# Short task
Copy out all lines in the data below containing the string "ಇತರರ".

# Supplied entries
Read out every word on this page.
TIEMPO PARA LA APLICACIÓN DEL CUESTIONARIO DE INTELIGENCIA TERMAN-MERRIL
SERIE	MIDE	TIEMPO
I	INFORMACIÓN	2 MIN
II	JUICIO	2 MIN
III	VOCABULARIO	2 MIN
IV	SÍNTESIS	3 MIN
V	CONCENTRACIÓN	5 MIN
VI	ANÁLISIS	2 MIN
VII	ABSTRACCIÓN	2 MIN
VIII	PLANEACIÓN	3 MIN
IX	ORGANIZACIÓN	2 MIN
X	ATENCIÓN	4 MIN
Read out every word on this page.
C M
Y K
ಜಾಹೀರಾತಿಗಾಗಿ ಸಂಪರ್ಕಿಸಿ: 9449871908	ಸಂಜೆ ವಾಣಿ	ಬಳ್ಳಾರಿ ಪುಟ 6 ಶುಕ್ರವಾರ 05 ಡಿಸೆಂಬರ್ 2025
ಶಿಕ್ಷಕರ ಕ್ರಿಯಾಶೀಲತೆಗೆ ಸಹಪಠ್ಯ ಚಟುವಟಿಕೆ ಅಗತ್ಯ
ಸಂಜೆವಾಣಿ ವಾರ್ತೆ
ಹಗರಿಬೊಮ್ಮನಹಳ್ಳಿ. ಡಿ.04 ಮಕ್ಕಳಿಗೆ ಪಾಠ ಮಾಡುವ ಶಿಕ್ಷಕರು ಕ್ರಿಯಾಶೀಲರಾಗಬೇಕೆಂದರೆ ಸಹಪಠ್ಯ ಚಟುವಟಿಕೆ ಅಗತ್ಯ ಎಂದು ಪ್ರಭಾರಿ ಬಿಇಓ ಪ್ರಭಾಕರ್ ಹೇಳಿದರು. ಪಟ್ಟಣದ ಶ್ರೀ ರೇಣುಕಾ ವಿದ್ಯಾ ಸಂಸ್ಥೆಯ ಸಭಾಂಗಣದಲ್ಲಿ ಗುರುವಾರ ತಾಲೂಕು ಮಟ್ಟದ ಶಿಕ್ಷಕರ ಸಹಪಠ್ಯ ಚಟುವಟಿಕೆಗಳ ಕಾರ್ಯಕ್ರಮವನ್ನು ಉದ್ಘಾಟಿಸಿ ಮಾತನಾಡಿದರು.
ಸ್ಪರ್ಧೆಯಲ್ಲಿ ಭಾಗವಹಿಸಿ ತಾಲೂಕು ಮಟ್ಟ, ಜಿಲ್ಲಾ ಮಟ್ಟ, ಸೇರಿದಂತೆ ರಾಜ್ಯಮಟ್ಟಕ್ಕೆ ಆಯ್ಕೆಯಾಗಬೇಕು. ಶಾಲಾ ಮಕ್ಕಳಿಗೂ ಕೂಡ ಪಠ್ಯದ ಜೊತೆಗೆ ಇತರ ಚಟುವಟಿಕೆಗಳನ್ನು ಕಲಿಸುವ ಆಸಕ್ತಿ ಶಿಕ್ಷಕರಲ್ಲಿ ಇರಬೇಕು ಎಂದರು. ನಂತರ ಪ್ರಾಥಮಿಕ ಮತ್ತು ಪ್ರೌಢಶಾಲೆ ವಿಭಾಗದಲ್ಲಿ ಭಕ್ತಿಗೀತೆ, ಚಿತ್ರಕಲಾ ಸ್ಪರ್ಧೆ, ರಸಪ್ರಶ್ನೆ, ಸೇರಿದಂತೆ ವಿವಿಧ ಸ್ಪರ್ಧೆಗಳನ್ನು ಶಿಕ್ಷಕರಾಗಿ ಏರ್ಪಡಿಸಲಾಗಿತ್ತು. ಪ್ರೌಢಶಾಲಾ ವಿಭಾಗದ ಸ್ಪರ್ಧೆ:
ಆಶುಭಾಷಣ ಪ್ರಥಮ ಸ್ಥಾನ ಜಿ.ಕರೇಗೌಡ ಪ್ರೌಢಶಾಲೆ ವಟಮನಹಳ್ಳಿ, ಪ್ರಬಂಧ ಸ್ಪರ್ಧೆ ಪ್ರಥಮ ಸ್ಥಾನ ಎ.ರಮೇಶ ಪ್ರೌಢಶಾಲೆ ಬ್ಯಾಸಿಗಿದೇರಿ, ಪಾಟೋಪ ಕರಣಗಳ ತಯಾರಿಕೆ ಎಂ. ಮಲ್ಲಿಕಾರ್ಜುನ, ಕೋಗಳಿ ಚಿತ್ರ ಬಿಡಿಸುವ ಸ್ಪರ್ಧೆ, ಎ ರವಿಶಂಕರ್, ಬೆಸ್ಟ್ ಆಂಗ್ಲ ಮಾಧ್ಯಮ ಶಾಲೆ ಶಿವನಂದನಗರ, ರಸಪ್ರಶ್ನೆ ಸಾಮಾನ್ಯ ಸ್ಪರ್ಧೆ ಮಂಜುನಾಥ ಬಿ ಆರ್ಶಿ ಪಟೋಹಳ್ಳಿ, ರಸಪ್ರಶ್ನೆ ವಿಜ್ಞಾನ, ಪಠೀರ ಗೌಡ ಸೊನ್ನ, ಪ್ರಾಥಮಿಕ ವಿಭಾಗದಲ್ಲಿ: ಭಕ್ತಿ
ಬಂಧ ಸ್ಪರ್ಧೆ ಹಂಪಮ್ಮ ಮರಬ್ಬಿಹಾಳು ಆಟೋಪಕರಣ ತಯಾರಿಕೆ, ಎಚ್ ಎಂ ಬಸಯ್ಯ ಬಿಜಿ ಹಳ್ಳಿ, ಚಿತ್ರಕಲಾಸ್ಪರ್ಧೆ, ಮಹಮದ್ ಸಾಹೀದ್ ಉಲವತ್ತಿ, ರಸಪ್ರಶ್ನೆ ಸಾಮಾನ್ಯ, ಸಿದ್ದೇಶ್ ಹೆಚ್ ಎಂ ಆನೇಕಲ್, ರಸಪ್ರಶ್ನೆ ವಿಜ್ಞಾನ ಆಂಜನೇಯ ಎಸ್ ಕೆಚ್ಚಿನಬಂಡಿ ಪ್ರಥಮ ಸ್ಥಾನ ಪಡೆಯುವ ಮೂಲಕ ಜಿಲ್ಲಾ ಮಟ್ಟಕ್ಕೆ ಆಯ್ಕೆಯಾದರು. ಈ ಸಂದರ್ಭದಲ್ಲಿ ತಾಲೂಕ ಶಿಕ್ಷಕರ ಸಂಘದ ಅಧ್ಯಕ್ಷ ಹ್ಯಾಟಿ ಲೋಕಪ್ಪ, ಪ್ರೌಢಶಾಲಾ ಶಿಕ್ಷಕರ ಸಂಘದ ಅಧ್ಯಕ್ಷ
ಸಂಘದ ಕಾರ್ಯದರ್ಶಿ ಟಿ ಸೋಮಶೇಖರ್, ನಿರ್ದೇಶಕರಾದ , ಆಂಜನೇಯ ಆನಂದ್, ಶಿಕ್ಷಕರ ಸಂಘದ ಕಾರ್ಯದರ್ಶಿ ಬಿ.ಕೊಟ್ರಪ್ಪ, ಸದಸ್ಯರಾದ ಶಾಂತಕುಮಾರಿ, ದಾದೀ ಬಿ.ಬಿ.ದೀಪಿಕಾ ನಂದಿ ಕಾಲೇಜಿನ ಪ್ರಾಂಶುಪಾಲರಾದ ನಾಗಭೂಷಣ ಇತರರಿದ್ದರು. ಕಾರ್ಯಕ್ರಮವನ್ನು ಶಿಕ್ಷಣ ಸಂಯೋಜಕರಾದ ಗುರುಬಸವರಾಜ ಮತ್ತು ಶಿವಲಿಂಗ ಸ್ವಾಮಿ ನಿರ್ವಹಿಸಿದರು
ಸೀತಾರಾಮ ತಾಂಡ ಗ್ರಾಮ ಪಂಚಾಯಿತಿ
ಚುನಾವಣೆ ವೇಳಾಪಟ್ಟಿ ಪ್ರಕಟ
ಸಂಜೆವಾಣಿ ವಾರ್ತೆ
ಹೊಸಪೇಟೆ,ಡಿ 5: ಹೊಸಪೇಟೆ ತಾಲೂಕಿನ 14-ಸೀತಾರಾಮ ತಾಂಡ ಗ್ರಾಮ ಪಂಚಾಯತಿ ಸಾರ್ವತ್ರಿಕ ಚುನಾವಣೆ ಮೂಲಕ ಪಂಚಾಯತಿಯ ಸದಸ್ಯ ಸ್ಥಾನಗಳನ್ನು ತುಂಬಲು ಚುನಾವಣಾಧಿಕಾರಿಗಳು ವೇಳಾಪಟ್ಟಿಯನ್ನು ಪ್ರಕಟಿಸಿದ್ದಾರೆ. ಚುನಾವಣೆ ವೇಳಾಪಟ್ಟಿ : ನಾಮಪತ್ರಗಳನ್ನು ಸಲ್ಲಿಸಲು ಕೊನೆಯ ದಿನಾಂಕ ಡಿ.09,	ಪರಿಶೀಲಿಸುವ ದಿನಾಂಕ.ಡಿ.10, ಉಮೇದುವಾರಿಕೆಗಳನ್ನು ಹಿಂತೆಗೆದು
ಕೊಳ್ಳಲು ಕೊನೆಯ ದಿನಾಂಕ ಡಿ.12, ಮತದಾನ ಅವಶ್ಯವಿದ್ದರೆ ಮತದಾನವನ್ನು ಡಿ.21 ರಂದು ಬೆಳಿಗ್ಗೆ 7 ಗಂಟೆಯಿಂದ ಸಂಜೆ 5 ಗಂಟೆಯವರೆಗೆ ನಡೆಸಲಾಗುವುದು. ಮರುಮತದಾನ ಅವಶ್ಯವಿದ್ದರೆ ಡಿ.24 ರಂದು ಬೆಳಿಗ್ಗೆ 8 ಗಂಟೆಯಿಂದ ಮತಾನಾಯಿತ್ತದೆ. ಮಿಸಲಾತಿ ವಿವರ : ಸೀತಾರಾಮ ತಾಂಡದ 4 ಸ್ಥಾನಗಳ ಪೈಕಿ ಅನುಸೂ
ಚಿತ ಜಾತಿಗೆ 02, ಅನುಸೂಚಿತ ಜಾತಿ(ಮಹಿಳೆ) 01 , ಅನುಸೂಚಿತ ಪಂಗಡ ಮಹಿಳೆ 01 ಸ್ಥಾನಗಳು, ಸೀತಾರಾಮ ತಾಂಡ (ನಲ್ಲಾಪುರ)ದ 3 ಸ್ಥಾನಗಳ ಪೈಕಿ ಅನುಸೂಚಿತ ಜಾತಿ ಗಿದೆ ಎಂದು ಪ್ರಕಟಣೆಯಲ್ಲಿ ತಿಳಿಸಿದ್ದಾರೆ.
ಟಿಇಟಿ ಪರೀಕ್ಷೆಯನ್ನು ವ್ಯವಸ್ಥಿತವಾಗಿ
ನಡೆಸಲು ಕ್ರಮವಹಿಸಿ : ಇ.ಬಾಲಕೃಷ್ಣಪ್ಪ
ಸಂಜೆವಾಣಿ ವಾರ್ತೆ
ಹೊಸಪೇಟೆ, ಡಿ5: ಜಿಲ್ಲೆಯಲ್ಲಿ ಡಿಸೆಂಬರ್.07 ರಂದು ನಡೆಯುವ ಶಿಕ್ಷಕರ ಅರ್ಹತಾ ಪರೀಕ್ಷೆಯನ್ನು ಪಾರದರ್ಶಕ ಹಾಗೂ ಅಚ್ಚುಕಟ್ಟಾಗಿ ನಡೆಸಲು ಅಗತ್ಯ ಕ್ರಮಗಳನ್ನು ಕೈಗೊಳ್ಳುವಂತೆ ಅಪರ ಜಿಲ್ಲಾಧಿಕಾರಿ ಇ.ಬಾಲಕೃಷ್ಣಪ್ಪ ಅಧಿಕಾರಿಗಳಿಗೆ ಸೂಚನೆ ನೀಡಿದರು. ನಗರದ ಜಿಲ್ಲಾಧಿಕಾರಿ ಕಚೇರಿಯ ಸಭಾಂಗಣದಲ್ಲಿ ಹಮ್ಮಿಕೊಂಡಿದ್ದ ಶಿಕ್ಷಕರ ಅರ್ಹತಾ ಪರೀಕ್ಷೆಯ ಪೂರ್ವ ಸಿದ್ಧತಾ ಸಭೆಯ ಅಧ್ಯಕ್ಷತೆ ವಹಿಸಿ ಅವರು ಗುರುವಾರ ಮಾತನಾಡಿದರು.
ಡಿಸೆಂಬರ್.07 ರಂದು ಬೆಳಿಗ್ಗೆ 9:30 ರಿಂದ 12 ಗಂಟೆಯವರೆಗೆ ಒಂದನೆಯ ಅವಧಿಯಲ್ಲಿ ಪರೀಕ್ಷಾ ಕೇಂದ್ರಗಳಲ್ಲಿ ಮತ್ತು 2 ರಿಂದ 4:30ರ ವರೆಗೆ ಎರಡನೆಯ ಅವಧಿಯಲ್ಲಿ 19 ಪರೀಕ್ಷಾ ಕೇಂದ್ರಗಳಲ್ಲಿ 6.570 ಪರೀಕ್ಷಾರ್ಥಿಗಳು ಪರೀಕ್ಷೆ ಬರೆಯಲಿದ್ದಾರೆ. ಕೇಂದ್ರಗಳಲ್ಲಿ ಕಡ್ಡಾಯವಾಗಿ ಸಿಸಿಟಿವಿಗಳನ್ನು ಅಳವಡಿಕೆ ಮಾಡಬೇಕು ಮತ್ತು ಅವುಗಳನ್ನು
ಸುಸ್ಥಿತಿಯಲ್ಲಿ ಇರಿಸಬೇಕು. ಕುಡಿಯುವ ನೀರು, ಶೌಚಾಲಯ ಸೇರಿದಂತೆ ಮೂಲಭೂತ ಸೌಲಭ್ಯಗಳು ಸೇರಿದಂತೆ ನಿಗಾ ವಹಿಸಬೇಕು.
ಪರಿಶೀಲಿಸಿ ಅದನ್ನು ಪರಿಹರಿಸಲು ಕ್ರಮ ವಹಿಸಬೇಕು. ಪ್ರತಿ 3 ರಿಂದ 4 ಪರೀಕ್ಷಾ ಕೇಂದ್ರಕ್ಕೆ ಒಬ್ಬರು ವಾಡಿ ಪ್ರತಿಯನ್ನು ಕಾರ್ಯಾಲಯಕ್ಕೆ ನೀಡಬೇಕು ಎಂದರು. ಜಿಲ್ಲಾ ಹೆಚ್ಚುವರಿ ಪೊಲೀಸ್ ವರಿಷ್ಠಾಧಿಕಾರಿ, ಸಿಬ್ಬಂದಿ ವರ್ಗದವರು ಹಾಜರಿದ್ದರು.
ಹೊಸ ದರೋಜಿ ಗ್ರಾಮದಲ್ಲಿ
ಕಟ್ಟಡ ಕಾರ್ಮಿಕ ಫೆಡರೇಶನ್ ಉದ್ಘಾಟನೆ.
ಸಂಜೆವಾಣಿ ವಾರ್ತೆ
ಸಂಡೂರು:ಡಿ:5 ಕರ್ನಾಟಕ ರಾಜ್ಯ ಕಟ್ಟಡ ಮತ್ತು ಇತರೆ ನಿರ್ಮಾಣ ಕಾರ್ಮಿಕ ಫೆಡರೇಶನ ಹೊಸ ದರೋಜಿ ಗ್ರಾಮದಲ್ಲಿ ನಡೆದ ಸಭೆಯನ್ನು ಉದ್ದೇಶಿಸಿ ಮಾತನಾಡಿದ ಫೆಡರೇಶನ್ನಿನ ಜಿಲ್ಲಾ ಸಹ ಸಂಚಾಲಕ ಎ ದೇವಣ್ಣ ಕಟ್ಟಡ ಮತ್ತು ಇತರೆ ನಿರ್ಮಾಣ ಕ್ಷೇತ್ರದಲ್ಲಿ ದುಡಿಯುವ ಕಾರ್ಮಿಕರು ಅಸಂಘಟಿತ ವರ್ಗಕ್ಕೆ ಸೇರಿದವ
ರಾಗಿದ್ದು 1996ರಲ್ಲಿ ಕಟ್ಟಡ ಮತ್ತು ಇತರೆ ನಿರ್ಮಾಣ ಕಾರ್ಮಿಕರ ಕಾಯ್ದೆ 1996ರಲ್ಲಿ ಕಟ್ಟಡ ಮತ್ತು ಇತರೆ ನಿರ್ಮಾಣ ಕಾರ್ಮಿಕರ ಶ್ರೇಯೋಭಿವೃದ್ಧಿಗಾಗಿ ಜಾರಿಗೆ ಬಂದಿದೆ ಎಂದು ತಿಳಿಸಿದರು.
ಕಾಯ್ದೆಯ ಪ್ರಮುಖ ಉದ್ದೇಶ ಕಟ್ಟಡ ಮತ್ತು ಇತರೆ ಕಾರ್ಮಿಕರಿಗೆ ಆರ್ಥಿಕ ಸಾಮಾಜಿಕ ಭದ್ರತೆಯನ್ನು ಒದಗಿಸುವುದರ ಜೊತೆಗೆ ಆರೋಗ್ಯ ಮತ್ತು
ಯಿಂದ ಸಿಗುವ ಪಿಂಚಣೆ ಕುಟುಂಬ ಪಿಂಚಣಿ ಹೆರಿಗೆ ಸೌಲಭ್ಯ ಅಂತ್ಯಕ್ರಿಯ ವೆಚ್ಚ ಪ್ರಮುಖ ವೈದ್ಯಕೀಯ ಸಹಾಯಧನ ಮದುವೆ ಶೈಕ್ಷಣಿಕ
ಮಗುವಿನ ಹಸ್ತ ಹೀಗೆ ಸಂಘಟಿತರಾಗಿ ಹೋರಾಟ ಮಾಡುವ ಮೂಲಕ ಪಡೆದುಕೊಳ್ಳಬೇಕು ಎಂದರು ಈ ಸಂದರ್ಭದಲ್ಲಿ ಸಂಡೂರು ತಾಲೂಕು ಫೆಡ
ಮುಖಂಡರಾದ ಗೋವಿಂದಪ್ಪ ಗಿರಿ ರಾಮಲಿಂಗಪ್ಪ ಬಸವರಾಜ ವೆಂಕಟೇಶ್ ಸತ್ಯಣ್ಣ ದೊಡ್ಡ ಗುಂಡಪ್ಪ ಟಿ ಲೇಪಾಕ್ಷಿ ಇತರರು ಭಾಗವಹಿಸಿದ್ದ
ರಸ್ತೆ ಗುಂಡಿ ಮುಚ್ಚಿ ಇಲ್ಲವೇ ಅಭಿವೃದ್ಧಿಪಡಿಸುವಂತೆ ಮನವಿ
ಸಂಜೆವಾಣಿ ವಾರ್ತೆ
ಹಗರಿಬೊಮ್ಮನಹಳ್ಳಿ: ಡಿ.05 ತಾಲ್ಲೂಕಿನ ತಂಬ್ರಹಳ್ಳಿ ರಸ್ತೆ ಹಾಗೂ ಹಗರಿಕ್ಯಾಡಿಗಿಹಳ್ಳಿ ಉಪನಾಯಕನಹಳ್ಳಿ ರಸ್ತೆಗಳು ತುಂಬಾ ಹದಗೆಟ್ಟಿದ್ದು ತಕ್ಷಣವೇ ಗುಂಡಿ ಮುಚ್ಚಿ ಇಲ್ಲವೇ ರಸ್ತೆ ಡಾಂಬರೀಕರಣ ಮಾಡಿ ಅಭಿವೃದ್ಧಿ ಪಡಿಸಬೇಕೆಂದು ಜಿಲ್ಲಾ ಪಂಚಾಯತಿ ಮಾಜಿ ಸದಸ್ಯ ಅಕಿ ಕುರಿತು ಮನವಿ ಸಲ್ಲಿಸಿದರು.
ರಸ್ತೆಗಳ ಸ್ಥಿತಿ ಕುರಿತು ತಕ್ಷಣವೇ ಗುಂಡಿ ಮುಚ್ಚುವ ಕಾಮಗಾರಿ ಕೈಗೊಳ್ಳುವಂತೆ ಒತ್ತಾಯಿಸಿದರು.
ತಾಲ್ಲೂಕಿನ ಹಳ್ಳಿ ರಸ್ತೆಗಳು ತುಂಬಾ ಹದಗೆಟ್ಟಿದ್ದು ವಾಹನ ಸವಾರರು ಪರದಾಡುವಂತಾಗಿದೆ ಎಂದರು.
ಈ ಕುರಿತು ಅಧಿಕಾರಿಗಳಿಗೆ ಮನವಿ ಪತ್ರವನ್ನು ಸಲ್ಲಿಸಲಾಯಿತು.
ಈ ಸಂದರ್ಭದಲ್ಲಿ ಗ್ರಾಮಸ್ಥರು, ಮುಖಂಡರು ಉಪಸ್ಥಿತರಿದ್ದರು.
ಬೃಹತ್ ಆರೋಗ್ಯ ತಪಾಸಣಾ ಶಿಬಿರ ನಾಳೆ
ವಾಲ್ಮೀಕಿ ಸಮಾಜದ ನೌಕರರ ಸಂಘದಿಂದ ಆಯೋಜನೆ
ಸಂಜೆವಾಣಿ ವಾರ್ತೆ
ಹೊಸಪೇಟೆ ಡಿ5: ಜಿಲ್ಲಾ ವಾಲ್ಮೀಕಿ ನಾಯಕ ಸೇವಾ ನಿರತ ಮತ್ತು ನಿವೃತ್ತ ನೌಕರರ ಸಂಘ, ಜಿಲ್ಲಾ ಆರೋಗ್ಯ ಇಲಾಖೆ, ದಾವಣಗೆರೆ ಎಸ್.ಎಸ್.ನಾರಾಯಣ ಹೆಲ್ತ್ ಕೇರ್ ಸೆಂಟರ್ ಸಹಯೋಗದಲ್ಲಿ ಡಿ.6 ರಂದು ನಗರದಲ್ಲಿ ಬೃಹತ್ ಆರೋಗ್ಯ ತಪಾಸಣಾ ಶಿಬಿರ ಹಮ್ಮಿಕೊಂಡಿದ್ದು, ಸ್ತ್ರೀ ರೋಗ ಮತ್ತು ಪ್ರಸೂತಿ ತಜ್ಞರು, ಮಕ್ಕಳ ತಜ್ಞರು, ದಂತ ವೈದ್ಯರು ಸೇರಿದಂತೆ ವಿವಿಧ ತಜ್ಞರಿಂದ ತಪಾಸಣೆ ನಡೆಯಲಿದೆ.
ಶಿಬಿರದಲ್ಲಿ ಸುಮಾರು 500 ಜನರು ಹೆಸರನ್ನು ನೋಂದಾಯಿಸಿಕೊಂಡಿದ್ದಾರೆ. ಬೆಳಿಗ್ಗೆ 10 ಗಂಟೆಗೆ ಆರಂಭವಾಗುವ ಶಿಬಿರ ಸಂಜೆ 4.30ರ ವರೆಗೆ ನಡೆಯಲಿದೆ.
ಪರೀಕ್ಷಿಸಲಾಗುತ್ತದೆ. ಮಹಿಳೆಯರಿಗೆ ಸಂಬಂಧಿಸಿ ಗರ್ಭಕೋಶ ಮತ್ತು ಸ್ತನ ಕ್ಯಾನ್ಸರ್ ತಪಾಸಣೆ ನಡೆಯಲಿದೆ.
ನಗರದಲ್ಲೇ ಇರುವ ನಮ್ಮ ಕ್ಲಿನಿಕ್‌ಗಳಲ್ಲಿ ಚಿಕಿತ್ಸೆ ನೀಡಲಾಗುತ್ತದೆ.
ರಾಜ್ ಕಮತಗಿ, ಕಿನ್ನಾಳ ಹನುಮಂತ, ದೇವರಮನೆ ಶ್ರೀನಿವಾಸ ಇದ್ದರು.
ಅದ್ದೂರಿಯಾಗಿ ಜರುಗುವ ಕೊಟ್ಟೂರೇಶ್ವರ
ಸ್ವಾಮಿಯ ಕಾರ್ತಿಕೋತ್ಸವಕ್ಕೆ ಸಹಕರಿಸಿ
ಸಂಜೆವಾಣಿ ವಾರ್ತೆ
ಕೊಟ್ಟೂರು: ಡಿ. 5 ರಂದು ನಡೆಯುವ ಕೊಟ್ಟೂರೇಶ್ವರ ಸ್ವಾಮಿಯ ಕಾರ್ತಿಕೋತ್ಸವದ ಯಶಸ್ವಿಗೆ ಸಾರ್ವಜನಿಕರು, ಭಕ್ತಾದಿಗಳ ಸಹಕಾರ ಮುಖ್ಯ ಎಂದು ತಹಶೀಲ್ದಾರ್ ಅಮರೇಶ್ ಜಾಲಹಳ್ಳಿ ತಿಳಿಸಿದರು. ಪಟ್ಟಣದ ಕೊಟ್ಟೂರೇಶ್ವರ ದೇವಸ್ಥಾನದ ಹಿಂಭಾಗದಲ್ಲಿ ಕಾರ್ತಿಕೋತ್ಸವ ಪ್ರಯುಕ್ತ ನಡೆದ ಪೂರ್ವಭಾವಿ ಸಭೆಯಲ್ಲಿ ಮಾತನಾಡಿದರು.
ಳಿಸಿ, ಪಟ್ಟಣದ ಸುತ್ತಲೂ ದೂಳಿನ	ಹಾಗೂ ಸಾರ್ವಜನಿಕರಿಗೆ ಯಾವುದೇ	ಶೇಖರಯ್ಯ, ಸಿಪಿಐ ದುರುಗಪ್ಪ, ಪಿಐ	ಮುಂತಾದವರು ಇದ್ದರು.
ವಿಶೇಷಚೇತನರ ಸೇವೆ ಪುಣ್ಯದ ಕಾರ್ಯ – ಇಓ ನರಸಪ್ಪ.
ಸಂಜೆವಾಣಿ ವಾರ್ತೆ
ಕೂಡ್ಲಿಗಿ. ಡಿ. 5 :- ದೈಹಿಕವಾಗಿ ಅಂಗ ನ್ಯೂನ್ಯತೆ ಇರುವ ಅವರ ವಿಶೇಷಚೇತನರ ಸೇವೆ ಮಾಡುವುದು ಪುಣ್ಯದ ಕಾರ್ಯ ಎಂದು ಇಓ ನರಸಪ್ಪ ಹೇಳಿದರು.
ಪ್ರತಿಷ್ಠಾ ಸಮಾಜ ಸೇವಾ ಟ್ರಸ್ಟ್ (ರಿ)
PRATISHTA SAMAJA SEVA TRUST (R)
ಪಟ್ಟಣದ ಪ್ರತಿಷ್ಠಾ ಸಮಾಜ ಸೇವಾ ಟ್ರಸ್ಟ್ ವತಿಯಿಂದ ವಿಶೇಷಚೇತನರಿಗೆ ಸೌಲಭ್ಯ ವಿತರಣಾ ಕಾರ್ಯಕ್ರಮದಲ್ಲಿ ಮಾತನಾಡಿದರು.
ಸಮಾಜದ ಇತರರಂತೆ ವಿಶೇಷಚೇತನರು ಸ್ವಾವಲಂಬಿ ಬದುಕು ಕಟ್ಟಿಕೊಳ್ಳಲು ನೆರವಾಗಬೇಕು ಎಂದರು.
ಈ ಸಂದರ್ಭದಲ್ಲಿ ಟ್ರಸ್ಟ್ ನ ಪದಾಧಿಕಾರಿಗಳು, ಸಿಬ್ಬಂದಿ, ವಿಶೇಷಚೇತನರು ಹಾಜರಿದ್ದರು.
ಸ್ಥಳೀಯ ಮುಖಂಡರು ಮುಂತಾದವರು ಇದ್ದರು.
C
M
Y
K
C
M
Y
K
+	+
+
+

# Answer to this problem
ಸಂಘದ ಕಾರ್ಯದರ್ಶಿ ಟಿ ಸೋಮಶೇಖರ್, ನಿರ್ದೇಶಕರಾದ , ಆಂಜನೇಯ ಆನಂದ್, ಶಿಕ್ಷಕರ ಸಂಘದ ಕಾರ್ಯದರ್ಶಿ ಬಿ.ಕೊಟ್ರಪ್ಪ, ಸದಸ್ಯರಾದ ಶಾಂತಕುಮಾರಿ, ದಾದೀ ಬಿ.ಬಿ.ದೀಪಿಕಾ ನಂದಿ ಕಾಲೇಜಿನ ಪ್ರಾಂಶುಪಾಲರಾದ ನಾಗಭೂಷಣ ಇತರರಿದ್ದರು. ಕಾರ್ಯಕ್ರಮವನ್ನು ಶಿಕ್ಷಣ ಸಂಯೋಜಕರಾದ ಗುರುಬಸವರಾಜ ಮತ್ತು ಶಿವಲಿಂಗ ಸ್ವಾಮಿ ನಿರ್ವಹಿಸಿದರು
ಮುಖಂಡರಾದ ಗೋವಿಂದಪ್ಪ ಗಿರಿ ರಾಮಲಿಂಗಪ್ಪ ಬಸವರಾಜ ವೆಂಕಟೇಶ್ ಸತ್ಯಣ್ಣ ದೊಡ್ಡ ಗುಂಡಪ್ಪ ಟಿ ಲೇಪಾಕ್ಷಿ ಇತರರು ಭಾಗವಹಿಸಿದ್ದ
ಸಮಾಜದ ಇತರರಂತೆ ವಿಶೇಷಚೇತನರು ಸ್ವಾವಲಂಬಿ ಬದುಕು ಕಟ್ಟಿಕೊಳ್ಳಲು ನೆರವಾಗಬೇಕು ಎಂದರು.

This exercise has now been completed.